Start Rows

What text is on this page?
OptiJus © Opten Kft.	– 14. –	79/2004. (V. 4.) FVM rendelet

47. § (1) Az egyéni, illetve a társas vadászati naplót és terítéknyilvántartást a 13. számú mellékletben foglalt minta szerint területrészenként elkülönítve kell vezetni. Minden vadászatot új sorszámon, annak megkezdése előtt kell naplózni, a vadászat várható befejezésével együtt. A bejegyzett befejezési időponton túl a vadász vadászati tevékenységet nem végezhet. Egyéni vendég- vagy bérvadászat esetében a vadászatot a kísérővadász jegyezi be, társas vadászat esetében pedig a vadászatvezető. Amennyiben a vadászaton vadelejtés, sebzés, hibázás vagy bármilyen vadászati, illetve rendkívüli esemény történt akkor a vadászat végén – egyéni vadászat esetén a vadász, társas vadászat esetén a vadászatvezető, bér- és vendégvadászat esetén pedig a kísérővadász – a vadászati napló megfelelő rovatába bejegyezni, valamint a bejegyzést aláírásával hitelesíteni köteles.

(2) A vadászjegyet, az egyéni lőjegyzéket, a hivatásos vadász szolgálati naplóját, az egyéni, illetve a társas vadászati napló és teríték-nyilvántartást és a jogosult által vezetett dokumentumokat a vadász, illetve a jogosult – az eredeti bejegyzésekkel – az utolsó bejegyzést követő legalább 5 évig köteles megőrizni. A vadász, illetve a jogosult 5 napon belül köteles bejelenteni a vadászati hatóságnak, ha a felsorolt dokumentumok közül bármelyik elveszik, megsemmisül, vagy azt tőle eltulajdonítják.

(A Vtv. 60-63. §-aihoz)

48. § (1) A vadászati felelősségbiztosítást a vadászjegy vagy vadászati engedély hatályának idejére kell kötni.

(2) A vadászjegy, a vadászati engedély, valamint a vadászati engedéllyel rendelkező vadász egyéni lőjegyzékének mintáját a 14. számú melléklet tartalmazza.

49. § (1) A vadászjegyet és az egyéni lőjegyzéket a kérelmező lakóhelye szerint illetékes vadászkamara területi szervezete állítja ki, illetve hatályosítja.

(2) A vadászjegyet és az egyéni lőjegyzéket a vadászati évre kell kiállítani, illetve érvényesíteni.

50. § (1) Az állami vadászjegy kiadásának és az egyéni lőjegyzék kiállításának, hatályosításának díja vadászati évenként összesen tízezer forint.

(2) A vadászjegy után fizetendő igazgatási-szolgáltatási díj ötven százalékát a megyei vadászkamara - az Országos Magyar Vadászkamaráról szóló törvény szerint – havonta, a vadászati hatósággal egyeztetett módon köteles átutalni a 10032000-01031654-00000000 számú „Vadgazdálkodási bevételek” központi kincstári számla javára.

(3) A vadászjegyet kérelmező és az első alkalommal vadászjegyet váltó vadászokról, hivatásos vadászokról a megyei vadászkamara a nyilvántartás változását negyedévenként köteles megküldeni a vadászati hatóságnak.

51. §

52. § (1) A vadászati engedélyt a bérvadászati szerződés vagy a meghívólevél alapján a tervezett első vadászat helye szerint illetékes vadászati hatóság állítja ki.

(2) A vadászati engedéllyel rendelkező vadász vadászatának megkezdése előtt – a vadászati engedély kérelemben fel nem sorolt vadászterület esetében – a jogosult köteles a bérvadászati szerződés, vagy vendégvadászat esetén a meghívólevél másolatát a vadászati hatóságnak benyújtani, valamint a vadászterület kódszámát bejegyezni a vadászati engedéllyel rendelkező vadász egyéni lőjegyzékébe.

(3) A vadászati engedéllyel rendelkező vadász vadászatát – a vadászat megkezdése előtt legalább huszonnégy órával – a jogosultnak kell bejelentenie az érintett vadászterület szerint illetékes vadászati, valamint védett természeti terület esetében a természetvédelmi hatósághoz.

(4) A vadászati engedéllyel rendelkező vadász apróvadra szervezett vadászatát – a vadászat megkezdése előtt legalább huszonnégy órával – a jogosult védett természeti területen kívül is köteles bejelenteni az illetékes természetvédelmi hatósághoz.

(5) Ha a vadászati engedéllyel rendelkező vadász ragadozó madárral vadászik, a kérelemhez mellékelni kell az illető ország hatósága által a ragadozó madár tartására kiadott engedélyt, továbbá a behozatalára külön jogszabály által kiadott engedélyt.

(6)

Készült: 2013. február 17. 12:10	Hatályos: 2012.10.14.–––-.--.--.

End Rows

*The problem*
Reproduce every line of the material above exactly.

*The output*
What text is on this page?
OptiJus © Opten Kft.	– 14. –	79/2004. (V. 4.) FVM rendelet

47. § (1) Az egyéni, illetve a társas vadászati naplót és terítéknyilvántartást a 13. számú mellékletben foglalt minta szerint területrészenként elkülönítve kell vezetni. Minden vadászatot új sorszámon, annak megkezdése előtt kell naplózni, a vadászat várható befejezésével együtt. A bejegyzett befejezési időponton túl a vadász vadászati tevékenységet nem végezhet. Egyéni vendég- vagy bérvadászat esetében a vadászatot a kísérővadász jegyezi be, társas vadászat esetében pedig a vadászatvezető. Amennyiben a vadászaton vadelejtés, sebzés, hibázás vagy bármilyen vadászati, illetve rendkívüli esemény történt akkor a vadászat végén – egyéni vadászat esetén a vadász, társas vadászat esetén a vadászatvezető, bér- és vendégvadászat esetén pedig a kísérővadász – a vadászati napló megfelelő rovatába bejegyezni, valamint a bejegyzést aláírásával hitelesíteni köteles.

(2) A vadászjegyet, az egyéni lőjegyzéket, a hivatásos vadász szolgálati naplóját, az egyéni, illetve a társas vadászati napló és teríték-nyilvántartást és a jogosult által vezetett dokumentumokat a vadász, illetve a jogosult – az eredeti bejegyzésekkel – az utolsó bejegyzést követő legalább 5 évig köteles megőrizni. A vadász, illetve a jogosult 5 napon belül köteles bejelenteni a vadászati hatóságnak, ha a felsorolt dokumentumok közül bármelyik elveszik, megsemmisül, vagy azt tőle eltulajdonítják.

(A Vtv. 60-63. §-aihoz)

48. § (1) A vadászati felelősségbiztosítást a vadászjegy vagy vadászati engedély hatályának idejére kell kötni.

(2) A vadászjegy, a vadászati engedély, valamint a vadászati engedéllyel rendelkező vadász egyéni lőjegyzékének mintáját a 14. számú melléklet tartalmazza.

49. § (1) A vadászjegyet és az egyéni lőjegyzéket a kérelmező lakóhelye szerint illetékes vadászkamara területi szervezete állítja ki, illetve hatályosítja.

(2) A vadászjegyet és az egyéni lőjegyzéket a vadászati évre kell kiállítani, illetve érvényesíteni.

50. § (1) Az állami vadászjegy kiadásának és az egyéni lőjegyzék kiállításának, hatályosításának díja vadászati évenként összesen tízezer forint.

(2) A vadászjegy után fizetendő igazgatási-szolgáltatási díj ötven százalékát a megyei vadászkamara - az Országos Magyar Vadászkamaráról szóló törvény szerint – havonta, a vadászati hatósággal egyeztetett módon köteles átutalni a 10032000-01031654-00000000 számú „Vadgazdálkodási bevételek” központi kincstári számla javára.

(3) A vadászjegyet kérelmező és az első alkalommal vadászjegyet váltó vadászokról, hivatásos vadászokról a megyei vadászkamara a nyilvántartás változását negyedévenként köteles megküldeni a vadászati hatóságnak.

51. §

52. § (1) A vadászati engedélyt a bérvadászati szerződés vagy a meghívólevél alapján a tervezett első vadászat helye szerint illetékes vadászati hatóság állítja ki.

(2) A vadászati engedéllyel rendelkező vadász vadászatának megkezdése előtt – a vadászati engedély kérelemben fel nem sorolt vadászterület esetében – a jogosult köteles a bérvadászati szerződés, vagy vendégvadászat esetén a meghívólevél másolatát a vadászati hatóságnak benyújtani, valamint a vadászterület kódszámát bejegyezni a vadászati engedéllyel rendelkező vadász egyéni lőjegyzékébe.

(3) A vadászati engedéllyel rendelkező vadász vadászatát – a vadászat megkezdése előtt legalább huszonnégy órával – a jogosultnak kell bejelentenie az érintett vadászterület szerint illetékes vadászati, valamint védett természeti terület esetében a természetvédelmi hatósághoz.

(4) A vadászati engedéllyel rendelkező vadász apróvadra szervezett vadászatát – a vadászat megkezdése előtt legalább huszonnégy órával – a jogosult védett természeti területen kívül is köteles bejelenteni az illetékes természetvédelmi hatósághoz.

(5) Ha a vadászati engedéllyel rendelkező vadász ragadozó madárral vadászik, a kérelemhez mellékelni kell az illető ország hatósága által a ragadozó madár tartására kiadott engedélyt, továbbá a behozatalára külön jogszabály által kiadott engedélyt.

(6)

Készült: 2013. február 17. 12:10	Hatályos: 2012.10.14.–––-.--.--.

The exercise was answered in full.